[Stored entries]

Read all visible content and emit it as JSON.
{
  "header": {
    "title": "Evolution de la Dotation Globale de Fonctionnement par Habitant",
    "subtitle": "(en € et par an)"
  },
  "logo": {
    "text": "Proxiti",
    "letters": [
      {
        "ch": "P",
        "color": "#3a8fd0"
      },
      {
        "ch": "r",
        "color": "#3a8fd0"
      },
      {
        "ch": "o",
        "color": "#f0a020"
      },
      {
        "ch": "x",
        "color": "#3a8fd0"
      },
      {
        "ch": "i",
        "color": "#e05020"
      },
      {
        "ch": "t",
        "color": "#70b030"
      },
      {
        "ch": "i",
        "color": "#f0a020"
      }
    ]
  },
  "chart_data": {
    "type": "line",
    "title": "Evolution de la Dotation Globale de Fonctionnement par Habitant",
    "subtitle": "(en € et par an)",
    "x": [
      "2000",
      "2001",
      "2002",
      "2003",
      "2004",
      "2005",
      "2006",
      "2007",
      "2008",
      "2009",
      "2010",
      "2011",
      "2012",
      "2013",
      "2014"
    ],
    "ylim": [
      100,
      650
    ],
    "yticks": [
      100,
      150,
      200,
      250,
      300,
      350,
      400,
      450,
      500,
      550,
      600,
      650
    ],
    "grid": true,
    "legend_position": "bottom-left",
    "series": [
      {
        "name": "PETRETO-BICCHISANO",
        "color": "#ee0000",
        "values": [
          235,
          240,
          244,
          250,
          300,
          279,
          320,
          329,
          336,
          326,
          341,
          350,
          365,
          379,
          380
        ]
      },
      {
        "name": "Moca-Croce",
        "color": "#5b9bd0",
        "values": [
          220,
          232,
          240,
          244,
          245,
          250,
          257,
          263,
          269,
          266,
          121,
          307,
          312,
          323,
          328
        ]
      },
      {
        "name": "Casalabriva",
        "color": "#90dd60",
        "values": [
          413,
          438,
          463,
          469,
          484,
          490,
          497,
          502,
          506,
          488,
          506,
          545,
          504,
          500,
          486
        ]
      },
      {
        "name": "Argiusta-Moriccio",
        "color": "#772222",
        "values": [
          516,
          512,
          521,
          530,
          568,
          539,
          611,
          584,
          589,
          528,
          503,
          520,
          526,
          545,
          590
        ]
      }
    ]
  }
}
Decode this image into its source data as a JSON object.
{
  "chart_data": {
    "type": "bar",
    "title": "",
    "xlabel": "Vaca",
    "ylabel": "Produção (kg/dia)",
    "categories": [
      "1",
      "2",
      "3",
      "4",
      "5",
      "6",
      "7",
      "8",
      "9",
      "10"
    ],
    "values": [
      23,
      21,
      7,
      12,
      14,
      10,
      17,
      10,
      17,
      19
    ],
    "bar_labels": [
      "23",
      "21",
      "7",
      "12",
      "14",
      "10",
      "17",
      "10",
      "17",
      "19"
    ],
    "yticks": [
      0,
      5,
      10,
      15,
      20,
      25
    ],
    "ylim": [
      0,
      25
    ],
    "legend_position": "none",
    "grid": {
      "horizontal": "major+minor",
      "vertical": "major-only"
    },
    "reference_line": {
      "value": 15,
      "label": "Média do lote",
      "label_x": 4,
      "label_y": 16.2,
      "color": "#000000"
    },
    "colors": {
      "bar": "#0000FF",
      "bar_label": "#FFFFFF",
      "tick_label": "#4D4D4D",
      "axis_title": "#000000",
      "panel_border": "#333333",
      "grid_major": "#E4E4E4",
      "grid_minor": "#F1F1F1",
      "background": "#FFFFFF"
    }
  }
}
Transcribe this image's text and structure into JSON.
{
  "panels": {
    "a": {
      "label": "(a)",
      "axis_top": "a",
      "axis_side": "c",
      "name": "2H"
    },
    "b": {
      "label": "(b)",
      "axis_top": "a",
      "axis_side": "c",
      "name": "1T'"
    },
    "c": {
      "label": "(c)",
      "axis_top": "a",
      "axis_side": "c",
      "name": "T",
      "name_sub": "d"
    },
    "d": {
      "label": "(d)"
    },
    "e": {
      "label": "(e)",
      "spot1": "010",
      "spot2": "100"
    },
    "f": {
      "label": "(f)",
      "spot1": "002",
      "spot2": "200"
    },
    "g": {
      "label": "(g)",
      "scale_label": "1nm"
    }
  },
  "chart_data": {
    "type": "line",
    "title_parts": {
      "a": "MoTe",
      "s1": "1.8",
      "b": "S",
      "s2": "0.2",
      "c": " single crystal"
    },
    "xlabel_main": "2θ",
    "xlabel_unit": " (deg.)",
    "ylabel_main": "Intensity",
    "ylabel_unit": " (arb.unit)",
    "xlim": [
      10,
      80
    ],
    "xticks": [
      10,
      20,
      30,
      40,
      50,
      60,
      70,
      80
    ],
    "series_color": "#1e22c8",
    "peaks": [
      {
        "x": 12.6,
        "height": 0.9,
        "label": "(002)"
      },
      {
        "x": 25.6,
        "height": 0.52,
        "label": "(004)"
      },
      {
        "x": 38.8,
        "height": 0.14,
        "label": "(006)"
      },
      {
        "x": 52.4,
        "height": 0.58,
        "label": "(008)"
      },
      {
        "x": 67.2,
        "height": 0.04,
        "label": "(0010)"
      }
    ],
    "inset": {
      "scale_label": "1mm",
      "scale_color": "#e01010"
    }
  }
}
==
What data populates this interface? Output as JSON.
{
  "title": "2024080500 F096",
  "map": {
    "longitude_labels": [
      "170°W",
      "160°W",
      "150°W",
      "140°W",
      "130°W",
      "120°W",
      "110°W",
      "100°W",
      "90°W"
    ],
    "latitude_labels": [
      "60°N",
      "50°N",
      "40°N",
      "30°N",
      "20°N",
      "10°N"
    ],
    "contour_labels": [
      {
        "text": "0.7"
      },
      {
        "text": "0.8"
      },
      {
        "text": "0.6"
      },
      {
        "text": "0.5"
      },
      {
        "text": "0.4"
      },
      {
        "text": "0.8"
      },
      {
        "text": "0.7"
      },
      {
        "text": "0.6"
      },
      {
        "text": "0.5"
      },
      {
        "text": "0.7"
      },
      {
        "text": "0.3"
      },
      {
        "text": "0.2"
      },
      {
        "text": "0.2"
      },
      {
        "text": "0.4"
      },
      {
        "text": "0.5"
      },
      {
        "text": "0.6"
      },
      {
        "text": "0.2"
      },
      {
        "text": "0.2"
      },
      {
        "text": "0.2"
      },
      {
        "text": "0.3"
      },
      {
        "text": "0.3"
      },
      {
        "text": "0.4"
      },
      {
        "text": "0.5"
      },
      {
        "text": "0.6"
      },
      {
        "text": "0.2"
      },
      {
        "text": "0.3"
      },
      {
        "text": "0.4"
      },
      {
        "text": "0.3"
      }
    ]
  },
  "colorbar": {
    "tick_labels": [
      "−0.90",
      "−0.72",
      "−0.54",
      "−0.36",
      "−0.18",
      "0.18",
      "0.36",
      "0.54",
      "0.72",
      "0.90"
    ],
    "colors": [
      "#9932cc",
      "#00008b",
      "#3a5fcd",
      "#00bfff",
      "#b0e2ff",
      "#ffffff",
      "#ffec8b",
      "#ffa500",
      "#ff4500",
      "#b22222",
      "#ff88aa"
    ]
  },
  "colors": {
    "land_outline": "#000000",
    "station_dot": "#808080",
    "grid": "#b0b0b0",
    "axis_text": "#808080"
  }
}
* * *
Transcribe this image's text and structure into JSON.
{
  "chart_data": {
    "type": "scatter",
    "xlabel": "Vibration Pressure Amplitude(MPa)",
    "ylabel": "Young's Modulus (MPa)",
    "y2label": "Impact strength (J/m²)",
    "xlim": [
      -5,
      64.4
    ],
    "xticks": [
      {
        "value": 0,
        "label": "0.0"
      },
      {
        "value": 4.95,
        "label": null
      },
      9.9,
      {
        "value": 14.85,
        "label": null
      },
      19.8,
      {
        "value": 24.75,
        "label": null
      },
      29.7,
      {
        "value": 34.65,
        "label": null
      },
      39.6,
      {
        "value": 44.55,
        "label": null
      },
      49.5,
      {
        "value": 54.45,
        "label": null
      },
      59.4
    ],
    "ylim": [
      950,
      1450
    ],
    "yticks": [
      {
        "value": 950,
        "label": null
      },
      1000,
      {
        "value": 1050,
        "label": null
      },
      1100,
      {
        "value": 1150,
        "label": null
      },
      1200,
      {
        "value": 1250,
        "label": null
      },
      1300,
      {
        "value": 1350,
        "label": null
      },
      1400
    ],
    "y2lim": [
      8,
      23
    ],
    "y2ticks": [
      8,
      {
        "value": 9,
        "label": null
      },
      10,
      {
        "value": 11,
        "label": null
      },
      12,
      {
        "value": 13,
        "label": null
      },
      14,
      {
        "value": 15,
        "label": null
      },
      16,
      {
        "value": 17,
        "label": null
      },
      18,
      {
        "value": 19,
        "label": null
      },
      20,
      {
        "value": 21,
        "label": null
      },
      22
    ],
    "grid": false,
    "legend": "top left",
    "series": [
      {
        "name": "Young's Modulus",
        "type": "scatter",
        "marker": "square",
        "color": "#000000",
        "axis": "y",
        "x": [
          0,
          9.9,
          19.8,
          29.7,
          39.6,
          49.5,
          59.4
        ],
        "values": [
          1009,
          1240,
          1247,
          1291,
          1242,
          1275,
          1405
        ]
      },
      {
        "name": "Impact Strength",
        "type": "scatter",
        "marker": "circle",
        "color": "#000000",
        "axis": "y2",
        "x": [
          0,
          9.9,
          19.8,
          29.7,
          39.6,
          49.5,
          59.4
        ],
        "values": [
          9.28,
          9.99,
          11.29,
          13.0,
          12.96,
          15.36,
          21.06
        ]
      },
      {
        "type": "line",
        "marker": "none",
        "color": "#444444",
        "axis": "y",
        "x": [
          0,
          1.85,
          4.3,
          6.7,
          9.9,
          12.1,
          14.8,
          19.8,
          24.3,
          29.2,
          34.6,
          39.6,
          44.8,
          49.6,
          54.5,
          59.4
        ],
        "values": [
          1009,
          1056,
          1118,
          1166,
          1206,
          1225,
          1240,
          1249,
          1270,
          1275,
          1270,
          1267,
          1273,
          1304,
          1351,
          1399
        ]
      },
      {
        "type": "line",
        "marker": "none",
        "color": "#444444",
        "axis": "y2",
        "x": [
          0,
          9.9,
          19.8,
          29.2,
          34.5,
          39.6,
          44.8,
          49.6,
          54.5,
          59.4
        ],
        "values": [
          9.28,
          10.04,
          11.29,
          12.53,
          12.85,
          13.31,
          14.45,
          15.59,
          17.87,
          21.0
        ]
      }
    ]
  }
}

▶ _Exercise requirements_
Tally up the lines in the records that contain the word "left" and give only the total.

▶ _Problem solution_
2